EXERCISE DIRECTIONS -
Which lines in the material below contain the word "title"? Copy each of them.

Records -
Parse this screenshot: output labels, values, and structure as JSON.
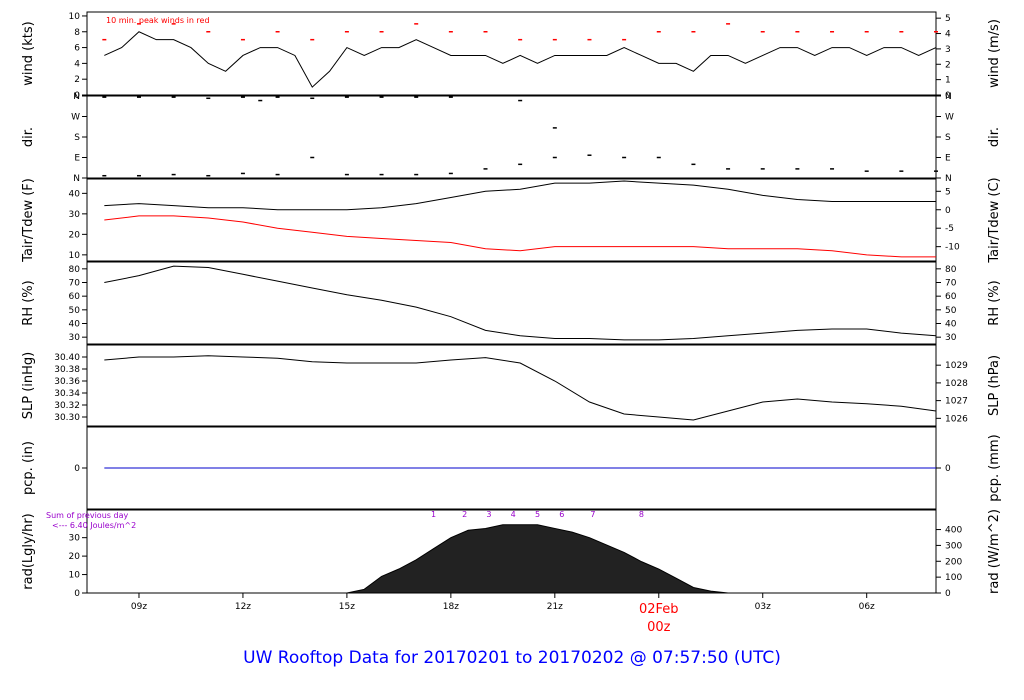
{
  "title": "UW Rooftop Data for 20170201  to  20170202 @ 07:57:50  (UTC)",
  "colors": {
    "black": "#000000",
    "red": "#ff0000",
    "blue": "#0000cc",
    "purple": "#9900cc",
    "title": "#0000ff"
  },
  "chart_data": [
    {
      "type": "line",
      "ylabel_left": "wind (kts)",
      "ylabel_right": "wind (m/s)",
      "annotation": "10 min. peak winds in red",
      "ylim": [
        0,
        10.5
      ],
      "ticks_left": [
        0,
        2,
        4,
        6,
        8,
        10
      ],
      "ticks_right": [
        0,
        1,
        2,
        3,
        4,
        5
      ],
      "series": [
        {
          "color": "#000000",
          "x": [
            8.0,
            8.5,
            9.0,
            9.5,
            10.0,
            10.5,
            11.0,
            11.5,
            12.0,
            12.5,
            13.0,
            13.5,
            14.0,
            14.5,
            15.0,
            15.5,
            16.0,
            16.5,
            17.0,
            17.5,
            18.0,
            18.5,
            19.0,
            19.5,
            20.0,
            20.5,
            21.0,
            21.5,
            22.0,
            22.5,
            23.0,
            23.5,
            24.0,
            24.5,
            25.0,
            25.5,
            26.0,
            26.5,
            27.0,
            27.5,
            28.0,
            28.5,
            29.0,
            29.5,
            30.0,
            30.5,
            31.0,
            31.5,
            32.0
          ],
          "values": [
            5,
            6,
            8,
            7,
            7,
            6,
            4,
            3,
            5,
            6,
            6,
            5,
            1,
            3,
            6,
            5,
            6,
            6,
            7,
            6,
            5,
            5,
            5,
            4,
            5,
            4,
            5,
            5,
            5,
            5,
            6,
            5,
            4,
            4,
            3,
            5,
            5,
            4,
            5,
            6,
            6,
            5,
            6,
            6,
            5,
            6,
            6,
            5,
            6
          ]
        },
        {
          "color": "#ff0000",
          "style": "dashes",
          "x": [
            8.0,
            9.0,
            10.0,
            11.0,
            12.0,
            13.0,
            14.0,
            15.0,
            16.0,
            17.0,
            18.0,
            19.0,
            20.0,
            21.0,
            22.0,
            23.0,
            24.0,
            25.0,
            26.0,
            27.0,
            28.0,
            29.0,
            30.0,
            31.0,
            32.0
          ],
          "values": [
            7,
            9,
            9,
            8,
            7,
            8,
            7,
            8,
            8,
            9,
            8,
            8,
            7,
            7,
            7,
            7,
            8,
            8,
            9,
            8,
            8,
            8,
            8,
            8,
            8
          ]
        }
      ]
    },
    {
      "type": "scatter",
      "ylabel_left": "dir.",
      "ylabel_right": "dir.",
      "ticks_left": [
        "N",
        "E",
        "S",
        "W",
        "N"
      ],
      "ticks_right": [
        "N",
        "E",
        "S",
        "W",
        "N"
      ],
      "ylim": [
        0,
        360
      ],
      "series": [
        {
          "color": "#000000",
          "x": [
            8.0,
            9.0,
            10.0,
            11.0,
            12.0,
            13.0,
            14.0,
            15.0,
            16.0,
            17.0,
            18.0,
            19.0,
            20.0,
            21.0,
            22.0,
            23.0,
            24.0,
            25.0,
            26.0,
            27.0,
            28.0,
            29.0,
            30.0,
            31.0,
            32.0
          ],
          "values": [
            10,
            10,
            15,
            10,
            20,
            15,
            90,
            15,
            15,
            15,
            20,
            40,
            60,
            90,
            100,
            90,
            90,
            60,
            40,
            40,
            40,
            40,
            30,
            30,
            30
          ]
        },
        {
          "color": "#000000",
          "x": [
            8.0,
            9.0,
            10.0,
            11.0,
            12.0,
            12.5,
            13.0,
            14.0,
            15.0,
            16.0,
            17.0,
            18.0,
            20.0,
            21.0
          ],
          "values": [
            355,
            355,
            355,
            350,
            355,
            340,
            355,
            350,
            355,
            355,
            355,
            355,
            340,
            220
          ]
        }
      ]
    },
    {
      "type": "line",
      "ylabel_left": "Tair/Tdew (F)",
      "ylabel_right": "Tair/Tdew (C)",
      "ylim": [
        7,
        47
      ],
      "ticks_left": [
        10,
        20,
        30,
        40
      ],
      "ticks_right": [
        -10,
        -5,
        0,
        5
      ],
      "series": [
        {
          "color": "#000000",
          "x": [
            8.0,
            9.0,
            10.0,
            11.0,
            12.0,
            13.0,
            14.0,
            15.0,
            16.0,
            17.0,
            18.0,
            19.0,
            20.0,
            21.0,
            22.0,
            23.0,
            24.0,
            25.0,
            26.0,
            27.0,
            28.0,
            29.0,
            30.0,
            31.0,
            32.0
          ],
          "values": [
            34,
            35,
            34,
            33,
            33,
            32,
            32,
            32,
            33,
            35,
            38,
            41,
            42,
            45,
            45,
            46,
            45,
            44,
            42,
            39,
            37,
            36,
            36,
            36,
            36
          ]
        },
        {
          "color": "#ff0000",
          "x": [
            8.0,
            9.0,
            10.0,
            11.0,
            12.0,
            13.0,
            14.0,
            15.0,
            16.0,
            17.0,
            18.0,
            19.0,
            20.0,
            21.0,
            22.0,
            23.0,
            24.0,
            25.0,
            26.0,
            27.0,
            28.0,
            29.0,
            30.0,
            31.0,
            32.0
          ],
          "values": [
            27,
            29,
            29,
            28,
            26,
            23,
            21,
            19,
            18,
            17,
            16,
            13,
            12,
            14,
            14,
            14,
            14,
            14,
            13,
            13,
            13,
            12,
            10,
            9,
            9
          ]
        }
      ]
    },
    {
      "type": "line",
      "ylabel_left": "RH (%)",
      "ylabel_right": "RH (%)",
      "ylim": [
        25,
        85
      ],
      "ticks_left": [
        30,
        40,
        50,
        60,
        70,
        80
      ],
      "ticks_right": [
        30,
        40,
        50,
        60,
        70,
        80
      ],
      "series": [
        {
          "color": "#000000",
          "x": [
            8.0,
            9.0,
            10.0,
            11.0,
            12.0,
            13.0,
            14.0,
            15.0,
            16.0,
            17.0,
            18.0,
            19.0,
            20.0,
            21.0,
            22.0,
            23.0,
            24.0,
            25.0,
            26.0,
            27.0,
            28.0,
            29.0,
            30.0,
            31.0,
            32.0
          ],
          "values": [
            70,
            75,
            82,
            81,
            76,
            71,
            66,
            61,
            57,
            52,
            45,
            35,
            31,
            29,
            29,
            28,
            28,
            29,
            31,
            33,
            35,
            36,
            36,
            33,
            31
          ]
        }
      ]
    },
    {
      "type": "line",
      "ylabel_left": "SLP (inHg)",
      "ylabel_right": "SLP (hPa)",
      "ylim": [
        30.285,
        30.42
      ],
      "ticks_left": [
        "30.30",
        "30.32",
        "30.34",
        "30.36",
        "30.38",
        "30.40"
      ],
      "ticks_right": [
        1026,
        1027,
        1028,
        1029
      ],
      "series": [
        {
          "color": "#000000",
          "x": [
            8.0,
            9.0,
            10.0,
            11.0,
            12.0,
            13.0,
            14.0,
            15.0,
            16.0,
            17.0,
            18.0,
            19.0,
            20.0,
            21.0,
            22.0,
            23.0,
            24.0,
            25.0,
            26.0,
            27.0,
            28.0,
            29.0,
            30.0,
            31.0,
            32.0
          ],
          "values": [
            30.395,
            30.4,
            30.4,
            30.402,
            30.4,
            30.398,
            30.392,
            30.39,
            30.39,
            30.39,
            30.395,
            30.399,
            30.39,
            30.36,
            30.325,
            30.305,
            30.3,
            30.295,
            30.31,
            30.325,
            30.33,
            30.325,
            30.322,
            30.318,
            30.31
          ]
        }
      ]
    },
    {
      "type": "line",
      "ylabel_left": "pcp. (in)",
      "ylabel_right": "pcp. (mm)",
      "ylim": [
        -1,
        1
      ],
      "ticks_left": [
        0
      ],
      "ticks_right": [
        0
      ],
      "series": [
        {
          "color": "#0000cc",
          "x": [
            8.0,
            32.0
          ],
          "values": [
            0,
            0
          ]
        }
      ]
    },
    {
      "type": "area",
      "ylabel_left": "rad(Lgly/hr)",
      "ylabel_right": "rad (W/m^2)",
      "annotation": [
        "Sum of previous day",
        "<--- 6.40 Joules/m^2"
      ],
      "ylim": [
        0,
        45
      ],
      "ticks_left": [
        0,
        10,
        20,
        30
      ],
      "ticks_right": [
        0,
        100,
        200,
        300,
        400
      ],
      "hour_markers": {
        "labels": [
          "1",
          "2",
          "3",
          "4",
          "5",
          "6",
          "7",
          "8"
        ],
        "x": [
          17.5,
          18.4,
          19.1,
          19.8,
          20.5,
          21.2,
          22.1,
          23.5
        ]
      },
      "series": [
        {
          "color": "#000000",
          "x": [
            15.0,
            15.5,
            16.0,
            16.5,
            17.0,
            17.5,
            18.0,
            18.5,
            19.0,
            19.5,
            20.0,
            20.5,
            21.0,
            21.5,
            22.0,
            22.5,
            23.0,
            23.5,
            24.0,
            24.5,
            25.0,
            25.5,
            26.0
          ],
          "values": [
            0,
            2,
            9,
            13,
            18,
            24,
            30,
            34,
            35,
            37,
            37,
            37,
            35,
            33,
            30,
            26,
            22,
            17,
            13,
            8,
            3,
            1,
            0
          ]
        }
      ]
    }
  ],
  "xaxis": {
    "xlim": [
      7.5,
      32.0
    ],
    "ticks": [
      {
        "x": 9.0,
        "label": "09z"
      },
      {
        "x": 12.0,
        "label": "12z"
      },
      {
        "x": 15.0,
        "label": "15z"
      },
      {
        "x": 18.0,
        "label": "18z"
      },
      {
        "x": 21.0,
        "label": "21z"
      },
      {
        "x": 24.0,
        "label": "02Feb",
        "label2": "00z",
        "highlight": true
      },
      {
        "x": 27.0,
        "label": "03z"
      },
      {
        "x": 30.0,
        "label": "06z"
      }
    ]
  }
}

WORKED ANSWER -
  "title": "UW Rooftop Data for 20170201  to  20170202 @ 07:57:50  (UTC)",
    "title": "#0000ff"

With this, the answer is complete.